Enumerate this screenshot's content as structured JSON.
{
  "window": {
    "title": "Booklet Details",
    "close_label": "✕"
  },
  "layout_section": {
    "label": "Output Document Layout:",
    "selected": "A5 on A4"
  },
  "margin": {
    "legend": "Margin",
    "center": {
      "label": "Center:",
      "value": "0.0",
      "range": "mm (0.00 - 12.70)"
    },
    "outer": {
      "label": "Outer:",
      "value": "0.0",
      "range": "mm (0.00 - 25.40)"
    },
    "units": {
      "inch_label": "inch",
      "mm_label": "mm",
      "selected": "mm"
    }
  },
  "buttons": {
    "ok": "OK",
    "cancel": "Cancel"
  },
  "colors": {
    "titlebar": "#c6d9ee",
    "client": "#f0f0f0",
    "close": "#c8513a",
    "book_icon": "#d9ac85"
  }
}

*WRITTEN TASK:* Give the listing again, word for word.

*EXERCISE ANSWER:*
Enumerate this screenshot's content as structured JSON.
{
  "window": {
    "title": "Booklet Details",
    "close_label": "✕"
  },
  "layout_section": {
    "label": "Output Document Layout:",
    "selected": "A5 on A4"
  },
  "margin": {
    "legend": "Margin",
    "center": {
      "label": "Center:",
      "value": "0.0",
      "range": "mm (0.00 - 12.70)"
    },
    "outer": {
      "label": "Outer:",
      "value": "0.0",
      "range": "mm (0.00 - 25.40)"
    },
    "units": {
      "inch_label": "inch",
      "mm_label": "mm",
      "selected": "mm"
    }
  },
  "buttons": {
    "ok": "OK",
    "cancel": "Cancel"
  },
  "colors": {
    "titlebar": "#c6d9ee",
    "client": "#f0f0f0",
    "close": "#c8513a",
    "book_icon": "#d9ac85"
  }
}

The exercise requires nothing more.